>> Begin
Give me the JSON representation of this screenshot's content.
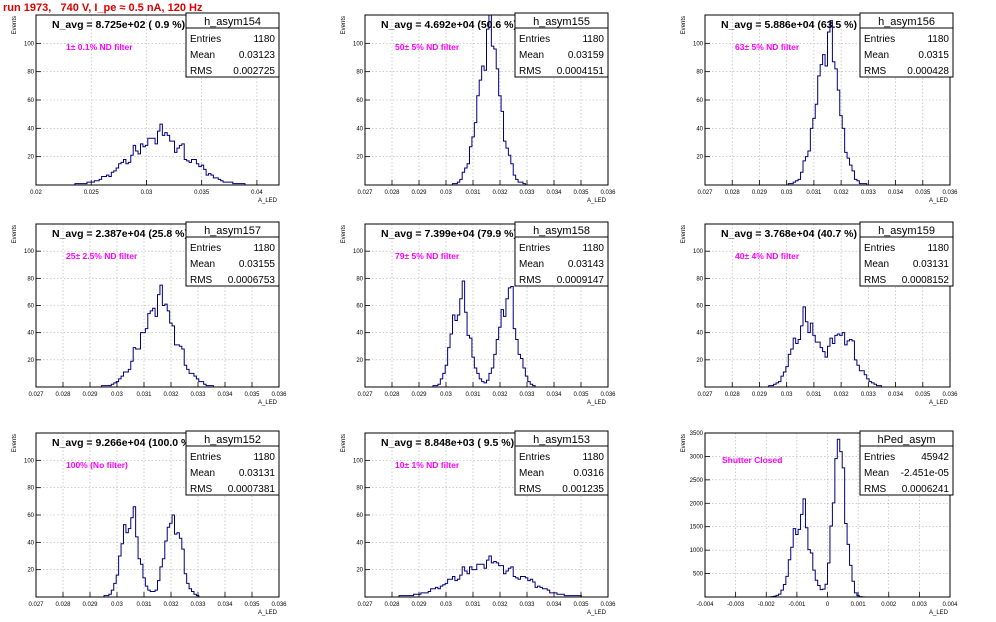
{
  "page": {
    "title": "run 1973,   740 V, I_pe ≈ 0.5 nA, 120 Hz",
    "colors": {
      "title": "#e00000",
      "histogram": "#00007f",
      "annotation": "#ff00ff",
      "grid": "#b0b0b0",
      "axis": "#000000"
    }
  },
  "chart_data": [
    {
      "type": "histogram",
      "name": "h_asym154",
      "header": "N_avg = 8.725e+02 ( 0.9 %)",
      "annotation": "1± 0.1% ND filter",
      "stats": [
        [
          "Entries",
          "1180"
        ],
        [
          "Mean",
          "0.03123"
        ],
        [
          "RMS",
          "0.002725"
        ]
      ],
      "ylabel": "Events",
      "xlabel": "A_LED",
      "xlim": [
        0.02,
        0.042
      ],
      "ylim": [
        0,
        120
      ],
      "xticks": [
        0.02,
        0.025,
        0.03,
        0.035,
        0.04
      ],
      "xticklabels": [
        "0.02",
        "0.025",
        "0.03",
        "0.035",
        "0.04"
      ],
      "yticks": [
        0,
        20,
        40,
        60,
        80,
        100
      ],
      "yticklabels": [
        "",
        "20",
        "40",
        "60",
        "80",
        "100"
      ],
      "peaks": [
        {
          "mu": 0.0312,
          "sigma": 0.0026,
          "amp": 35
        }
      ],
      "grid": true
    },
    {
      "type": "histogram",
      "name": "h_asym155",
      "header": "N_avg = 4.692e+04 (50.6 %)",
      "annotation": "50± 5% ND filter",
      "stats": [
        [
          "Entries",
          "1180"
        ],
        [
          "Mean",
          "0.03159"
        ],
        [
          "RMS",
          "0.0004151"
        ]
      ],
      "ylabel": "Events",
      "xlabel": "A_LED",
      "xlim": [
        0.027,
        0.036
      ],
      "ylim": [
        0,
        120
      ],
      "xticks": [
        0.027,
        0.028,
        0.029,
        0.03,
        0.031,
        0.032,
        0.033,
        0.034,
        0.035,
        0.036
      ],
      "xticklabels": [
        "0.027",
        "0.028",
        "0.029",
        "0.03",
        "0.031",
        "0.032",
        "0.033",
        "0.034",
        "0.035",
        "0.036"
      ],
      "yticks": [
        0,
        20,
        40,
        60,
        80,
        100
      ],
      "yticklabels": [
        "",
        "20",
        "40",
        "60",
        "80",
        "100"
      ],
      "peaks": [
        {
          "mu": 0.0316,
          "sigma": 0.00042,
          "amp": 102
        }
      ],
      "grid": true
    },
    {
      "type": "histogram",
      "name": "h_asym156",
      "header": "N_avg = 5.886e+04 (63.5 %)",
      "annotation": "63± 5% ND filter",
      "stats": [
        [
          "Entries",
          "1180"
        ],
        [
          "Mean",
          "0.0315"
        ],
        [
          "RMS",
          "0.000428"
        ]
      ],
      "ylabel": "Events",
      "xlabel": "A_LED",
      "xlim": [
        0.027,
        0.036
      ],
      "ylim": [
        0,
        120
      ],
      "xticks": [
        0.027,
        0.028,
        0.029,
        0.03,
        0.031,
        0.032,
        0.033,
        0.034,
        0.035,
        0.036
      ],
      "xticklabels": [
        "0.027",
        "0.028",
        "0.029",
        "0.03",
        "0.031",
        "0.032",
        "0.033",
        "0.034",
        "0.035",
        "0.036"
      ],
      "yticks": [
        0,
        20,
        40,
        60,
        80,
        100
      ],
      "yticklabels": [
        "",
        "20",
        "40",
        "60",
        "80",
        "100"
      ],
      "peaks": [
        {
          "mu": 0.0315,
          "sigma": 0.00043,
          "amp": 100
        }
      ],
      "grid": true
    },
    {
      "type": "histogram",
      "name": "h_asym157",
      "header": "N_avg = 2.387e+04 (25.8 %)",
      "annotation": "25± 2.5% ND filter",
      "stats": [
        [
          "Entries",
          "1180"
        ],
        [
          "Mean",
          "0.03155"
        ],
        [
          "RMS",
          "0.0006753"
        ]
      ],
      "ylabel": "Events",
      "xlabel": "A_LED",
      "xlim": [
        0.027,
        0.036
      ],
      "ylim": [
        0,
        120
      ],
      "xticks": [
        0.027,
        0.028,
        0.029,
        0.03,
        0.031,
        0.032,
        0.033,
        0.034,
        0.035,
        0.036
      ],
      "xticklabels": [
        "0.027",
        "0.028",
        "0.029",
        "0.03",
        "0.031",
        "0.032",
        "0.033",
        "0.034",
        "0.035",
        "0.036"
      ],
      "yticks": [
        0,
        20,
        40,
        60,
        80,
        100
      ],
      "yticklabels": [
        "",
        "20",
        "40",
        "60",
        "80",
        "100"
      ],
      "peaks": [
        {
          "mu": 0.03155,
          "sigma": 0.00066,
          "amp": 62
        }
      ],
      "grid": true
    },
    {
      "type": "histogram",
      "name": "h_asym158",
      "header": "N_avg = 7.399e+04 (79.9 %)",
      "annotation": "79± 5% ND filter",
      "stats": [
        [
          "Entries",
          "1180"
        ],
        [
          "Mean",
          "0.03143"
        ],
        [
          "RMS",
          "0.0009147"
        ]
      ],
      "ylabel": "Events",
      "xlabel": "A_LED",
      "xlim": [
        0.027,
        0.036
      ],
      "ylim": [
        0,
        120
      ],
      "xticks": [
        0.027,
        0.028,
        0.029,
        0.03,
        0.031,
        0.032,
        0.033,
        0.034,
        0.035,
        0.036
      ],
      "xticklabels": [
        "0.027",
        "0.028",
        "0.029",
        "0.03",
        "0.031",
        "0.032",
        "0.033",
        "0.034",
        "0.035",
        "0.036"
      ],
      "yticks": [
        0,
        20,
        40,
        60,
        80,
        100
      ],
      "yticklabels": [
        "",
        "20",
        "40",
        "60",
        "80",
        "100"
      ],
      "peaks": [
        {
          "mu": 0.03055,
          "sigma": 0.00032,
          "amp": 68
        },
        {
          "mu": 0.0323,
          "sigma": 0.00032,
          "amp": 72
        }
      ],
      "grid": true
    },
    {
      "type": "histogram",
      "name": "h_asym159",
      "header": "N_avg = 3.768e+04 (40.7 %)",
      "annotation": "40± 4% ND filter",
      "stats": [
        [
          "Entries",
          "1180"
        ],
        [
          "Mean",
          "0.03131"
        ],
        [
          "RMS",
          "0.0008152"
        ]
      ],
      "ylabel": "Events",
      "xlabel": "A_LED",
      "xlim": [
        0.027,
        0.036
      ],
      "ylim": [
        0,
        120
      ],
      "xticks": [
        0.027,
        0.028,
        0.029,
        0.03,
        0.031,
        0.032,
        0.033,
        0.034,
        0.035,
        0.036
      ],
      "xticklabels": [
        "0.027",
        "0.028",
        "0.029",
        "0.03",
        "0.031",
        "0.032",
        "0.033",
        "0.034",
        "0.035",
        "0.036"
      ],
      "yticks": [
        0,
        20,
        40,
        60,
        80,
        100
      ],
      "yticklabels": [
        "",
        "20",
        "40",
        "60",
        "80",
        "100"
      ],
      "peaks": [
        {
          "mu": 0.0307,
          "sigma": 0.00045,
          "amp": 50
        },
        {
          "mu": 0.0321,
          "sigma": 0.00045,
          "amp": 40
        }
      ],
      "grid": true
    },
    {
      "type": "histogram",
      "name": "h_asym152",
      "header": "N_avg = 9.266e+04 (100.0 %)",
      "annotation": "100% (No filter)",
      "stats": [
        [
          "Entries",
          "1180"
        ],
        [
          "Mean",
          "0.03131"
        ],
        [
          "RMS",
          "0.0007381"
        ]
      ],
      "ylabel": "Events",
      "xlabel": "A_LED",
      "xlim": [
        0.027,
        0.036
      ],
      "ylim": [
        0,
        120
      ],
      "xticks": [
        0.027,
        0.028,
        0.029,
        0.03,
        0.031,
        0.032,
        0.033,
        0.034,
        0.035,
        0.036
      ],
      "xticklabels": [
        "0.027",
        "0.028",
        "0.029",
        "0.03",
        "0.031",
        "0.032",
        "0.033",
        "0.034",
        "0.035",
        "0.036"
      ],
      "yticks": [
        0,
        20,
        40,
        60,
        80,
        100
      ],
      "yticklabels": [
        "",
        "20",
        "40",
        "60",
        "80",
        "100"
      ],
      "peaks": [
        {
          "mu": 0.0305,
          "sigma": 0.0003,
          "amp": 62
        },
        {
          "mu": 0.0321,
          "sigma": 0.0003,
          "amp": 60
        }
      ],
      "grid": true
    },
    {
      "type": "histogram",
      "name": "h_asym153",
      "header": "N_avg = 8.848e+03 ( 9.5 %)",
      "annotation": "10± 1% ND filter",
      "stats": [
        [
          "Entries",
          "1180"
        ],
        [
          "Mean",
          "0.0316"
        ],
        [
          "RMS",
          "0.001235"
        ]
      ],
      "ylabel": "Events",
      "xlabel": "A_LED",
      "xlim": [
        0.027,
        0.036
      ],
      "ylim": [
        0,
        120
      ],
      "xticks": [
        0.027,
        0.028,
        0.029,
        0.03,
        0.031,
        0.032,
        0.033,
        0.034,
        0.035,
        0.036
      ],
      "xticklabels": [
        "0.027",
        "0.028",
        "0.029",
        "0.03",
        "0.031",
        "0.032",
        "0.033",
        "0.034",
        "0.035",
        "0.036"
      ],
      "yticks": [
        0,
        20,
        40,
        60,
        80,
        100
      ],
      "yticklabels": [
        "",
        "20",
        "40",
        "60",
        "80",
        "100"
      ],
      "peaks": [
        {
          "mu": 0.0316,
          "sigma": 0.0012,
          "amp": 25
        }
      ],
      "grid": true
    },
    {
      "type": "histogram",
      "name": "hPed_asym",
      "header": "",
      "annotation": "Shutter Closed",
      "stats": [
        [
          "Entries",
          "45942"
        ],
        [
          "Mean",
          "-2.451e-05"
        ],
        [
          "RMS",
          "0.0006241"
        ]
      ],
      "ylabel": "Events",
      "xlabel": "A_LED",
      "xlim": [
        -0.004,
        0.004
      ],
      "ylim": [
        0,
        3500
      ],
      "xticks": [
        -0.004,
        -0.003,
        -0.002,
        -0.001,
        0,
        0.001,
        0.002,
        0.003,
        0.004
      ],
      "xticklabels": [
        "-0.004",
        "-0.003",
        "-0.002",
        "-0.001",
        "0",
        "0.001",
        "0.002",
        "0.003",
        "0.004"
      ],
      "yticks": [
        0,
        500,
        1000,
        1500,
        2000,
        2500,
        3000,
        3500
      ],
      "yticklabels": [
        "",
        "500",
        "1000",
        "1500",
        "2000",
        "2500",
        "3000",
        "3500"
      ],
      "peaks": [
        {
          "mu": -0.00085,
          "sigma": 0.00028,
          "amp": 1850
        },
        {
          "mu": 0.0004,
          "sigma": 0.0002,
          "amp": 3300
        }
      ],
      "grid": true
    }
  ]
}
>> End
■ **EXERCISE DESCRIPTION**: Scan the records above and report how many lines include the word "title", without any other text.

■ **ANSWER TO THIS EXERCISE**: 2